** Start Exercise material **
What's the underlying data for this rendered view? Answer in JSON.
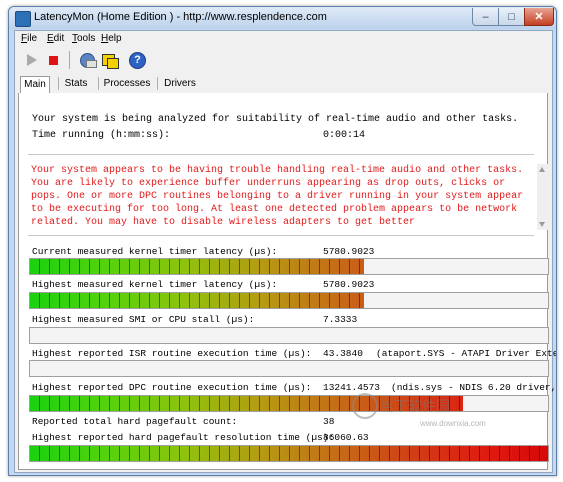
{
  "window": {
    "title": "LatencyMon  (Home Edition )  -  http://www.resplendence.com",
    "minimize": "–",
    "maximize": "□",
    "close": "✕"
  },
  "menu": [
    {
      "mnemonic": "F",
      "rest": "ile"
    },
    {
      "mnemonic": "E",
      "rest": "dit"
    },
    {
      "mnemonic": "T",
      "rest": "ools"
    },
    {
      "mnemonic": "H",
      "rest": "elp"
    }
  ],
  "toolbar": {
    "icons": [
      "play-icon",
      "stop-icon",
      "drivers-icon",
      "windows-icon",
      "help-icon"
    ]
  },
  "tabs": [
    {
      "label": "Main",
      "active": true
    },
    {
      "label": "Stats",
      "active": false
    },
    {
      "label": "Processes",
      "active": false
    },
    {
      "label": "Drivers",
      "active": false
    }
  ],
  "status": {
    "analyzing": "Your system is being analyzed for suitability of real-time audio and other tasks.",
    "time_running_label": "Time running (h:mm:ss):",
    "time_running_value": "0:00:14"
  },
  "warning": {
    "text": "Your system appears to be having trouble handling real-time audio and other tasks. You are likely to experience buffer underruns appearing as drop outs, clicks or pops. One or more DPC routines belonging to a driver running in your system appear to be executing for too long. At least one detected problem appears to be network related. You may have to disable wireless adapters to get better",
    "color": "#e11b1b"
  },
  "metrics": {
    "current_timer": {
      "label": "Current measured kernel timer latency (µs):",
      "value": "5780.9023",
      "bar_fraction": 0.645
    },
    "highest_timer": {
      "label": "Highest measured kernel timer latency (µs):",
      "value": "5780.9023",
      "bar_fraction": 0.645
    },
    "smi_stall": {
      "label": "Highest measured SMI or CPU stall (µs):",
      "value": "7.3333",
      "bar_fraction": 0
    },
    "isr": {
      "label": "Highest reported ISR routine execution time (µs):",
      "value": "43.3840",
      "detail": "(ataport.SYS - ATAPI Driver Exter",
      "bar_fraction": 0
    },
    "dpc": {
      "label": "Highest reported DPC routine execution time (µs):",
      "value": "13241.4573",
      "detail": "(ndis.sys - NDIS 6.20 driver,",
      "bar_fraction": 0.835
    },
    "pagefault_count": {
      "label": "Reported total hard pagefault count:",
      "value": "38"
    },
    "pagefault_resolution": {
      "label": "Highest reported hard pagefault resolution time (µs):",
      "value": "86060.63",
      "bar_fraction": 1.0
    }
  },
  "watermark": {
    "main": "当下软件园",
    "sub": "www.downxia.com"
  }
}
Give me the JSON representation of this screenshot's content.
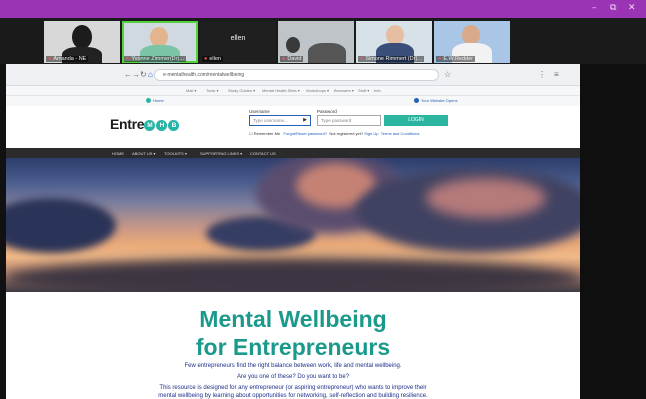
{
  "zoom": {
    "window_controls": [
      "–",
      "⧉",
      "✕"
    ],
    "participants": [
      {
        "name": "Amanda - NE",
        "active": false
      },
      {
        "name": "Yvonne Zimmer(Dr)...",
        "active": true
      },
      {
        "name": "ellen",
        "active": false,
        "center_label": "ellen"
      },
      {
        "name": "Ben Bol",
        "active": false
      },
      {
        "name": "David",
        "active": false
      },
      {
        "name": "Simone Rimmert (Dr)...",
        "active": false
      },
      {
        "name": "E.W.Redder",
        "active": false
      }
    ]
  },
  "browser": {
    "nav_icons": [
      "←",
      "→",
      "↻",
      "⌂"
    ],
    "url": "e-mentalhealth.com/mentalwellbeing",
    "bookmarks": [
      "Mail ▾",
      "Tools ▾",
      "Study Guides ▾",
      "Mental Health Sites ▾",
      "Workshops ▾",
      "Browsers ▾",
      "Stuff ▾",
      "Info"
    ],
    "ext_left": "Home",
    "ext_right": "Your Website Opens"
  },
  "site": {
    "logo_prefix": "Entre",
    "logo_letters": [
      "M",
      "H",
      "B"
    ],
    "username_label": "Username",
    "username_placeholder": "Type username...",
    "password_label": "Password",
    "password_placeholder": "Type password",
    "login_button": "LOGIN",
    "remember_me": "Remember Me",
    "forgot_password": "Forgot/Reset password?",
    "not_registered": "Not registered yet?",
    "sign_up": "Sign Up",
    "terms": "Terms and Conditions",
    "nav": [
      "HOME",
      "ABOUT US ▾",
      "TOOLKITS ▾",
      "SUPPORTING LINKS ▾",
      "CONTACT US"
    ]
  },
  "content": {
    "title_line1": "Mental Wellbeing",
    "title_line2": "for Entrepreneurs",
    "para1": "Few entrepreneurs find the right balance between work, life and mental wellbeing.",
    "para2": "Are you one of these? Do you want to be?",
    "para3": "This resource is designed for any entrepreneur (or aspiring entrepreneur) who wants to improve their",
    "para4": "mental wellbeing by learning about opportunities for networking, self-reflection and building resilience."
  },
  "colors": {
    "zoom_bar": "#9b33b5",
    "accent_teal": "#1b9a8c",
    "login_button": "#2bb5a0",
    "body_text": "#1d2f8a",
    "active_speaker": "#54d13e"
  }
}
** End Exercise material **
Goal —
Every line above should be returned exactly; the pictures stay out.

Solution for this problem —
What's the underlying data for this rendered view? Answer in JSON.
{
  "window": {
    "title": "LatencyMon  (Home Edition )  -  http://www.resplendence.com",
    "minimize": "–",
    "maximize": "□",
    "close": "✕"
  },
  "menu": [
    {
      "mnemonic": "F",
      "rest": "ile"
    },
    {
      "mnemonic": "E",
      "rest": "dit"
    },
    {
      "mnemonic": "T",
      "rest": "ools"
    },
    {
      "mnemonic": "H",
      "rest": "elp"
    }
  ],
  "toolbar": {
    "icons": [
      "play-icon",
      "stop-icon",
      "drivers-icon",
      "windows-icon",
      "help-icon"
    ]
  },
  "tabs": [
    {
      "label": "Main",
      "active": true
    },
    {
      "label": "Stats",
      "active": false
    },
    {
      "label": "Processes",
      "active": false
    },
    {
      "label": "Drivers",
      "active": false
    }
  ],
  "status": {
    "analyzing": "Your system is being analyzed for suitability of real-time audio and other tasks.",
    "time_running_label": "Time running (h:mm:ss):",
    "time_running_value": "0:00:14"
  },
  "warning": {
    "text": "Your system appears to be having trouble handling real-time audio and other tasks. You are likely to experience buffer underruns appearing as drop outs, clicks or pops. One or more DPC routines belonging to a driver running in your system appear to be executing for too long. At least one detected problem appears to be network related. You may have to disable wireless adapters to get better",
    "color": "#e11b1b"
  },
  "metrics": {
    "current_timer": {
      "label": "Current measured kernel timer latency (µs):",
      "value": "5780.9023",
      "bar_fraction": 0.645
    },
    "highest_timer": {
      "label": "Highest measured kernel timer latency (µs):",
      "value": "5780.9023",
      "bar_fraction": 0.645
    },
    "smi_stall": {
      "label": "Highest measured SMI or CPU stall (µs):",
      "value": "7.3333",
      "bar_fraction": 0
    },
    "isr": {
      "label": "Highest reported ISR routine execution time (µs):",
      "value": "43.3840",
      "detail": "(ataport.SYS - ATAPI Driver Exter",
      "bar_fraction": 0
    },
    "dpc": {
      "label": "Highest reported DPC routine execution time (µs):",
      "value": "13241.4573",
      "detail": "(ndis.sys - NDIS 6.20 driver,",
      "bar_fraction": 0.835
    },
    "pagefault_count": {
      "label": "Reported total hard pagefault count:",
      "value": "38"
    },
    "pagefault_resolution": {
      "label": "Highest reported hard pagefault resolution time (µs):",
      "value": "86060.63",
      "bar_fraction": 1.0
    }
  },
  "watermark": {
    "main": "当下软件园",
    "sub": "www.downxia.com"
  }
}
Give me the JSON representation of this screenshot's content.
{
  "zoom": {
    "window_controls": [
      "–",
      "⧉",
      "✕"
    ],
    "participants": [
      {
        "name": "Amanda - NE",
        "active": false
      },
      {
        "name": "Yvonne Zimmer(Dr)...",
        "active": true
      },
      {
        "name": "ellen",
        "active": false,
        "center_label": "ellen"
      },
      {
        "name": "Ben Bol",
        "active": false
      },
      {
        "name": "David",
        "active": false
      },
      {
        "name": "Simone Rimmert (Dr)...",
        "active": false
      },
      {
        "name": "E.W.Redder",
        "active": false
      }
    ]
  },
  "browser": {
    "nav_icons": [
      "←",
      "→",
      "↻",
      "⌂"
    ],
    "url": "e-mentalhealth.com/mentalwellbeing",
    "bookmarks": [
      "Mail ▾",
      "Tools ▾",
      "Study Guides ▾",
      "Mental Health Sites ▾",
      "Workshops ▾",
      "Browsers ▾",
      "Stuff ▾",
      "Info"
    ],
    "ext_left": "Home",
    "ext_right": "Your Website Opens"
  },
  "site": {
    "logo_prefix": "Entre",
    "logo_letters": [
      "M",
      "H",
      "B"
    ],
    "username_label": "Username",
    "username_placeholder": "Type username...",
    "password_label": "Password",
    "password_placeholder": "Type password",
    "login_button": "LOGIN",
    "remember_me": "Remember Me",
    "forgot_password": "Forgot/Reset password?",
    "not_registered": "Not registered yet?",
    "sign_up": "Sign Up",
    "terms": "Terms and Conditions",
    "nav": [
      "HOME",
      "ABOUT US ▾",
      "TOOLKITS ▾",
      "SUPPORTING LINKS ▾",
      "CONTACT US"
    ]
  },
  "content": {
    "title_line1": "Mental Wellbeing",
    "title_line2": "for Entrepreneurs",
    "para1": "Few entrepreneurs find the right balance between work, life and mental wellbeing.",
    "para2": "Are you one of these? Do you want to be?",
    "para3": "This resource is designed for any entrepreneur (or aspiring entrepreneur) who wants to improve their",
    "para4": "mental wellbeing by learning about opportunities for networking, self-reflection and building resilience."
  },
  "colors": {
    "zoom_bar": "#9b33b5",
    "accent_teal": "#1b9a8c",
    "login_button": "#2bb5a0",
    "body_text": "#1d2f8a",
    "active_speaker": "#54d13e"
  }
}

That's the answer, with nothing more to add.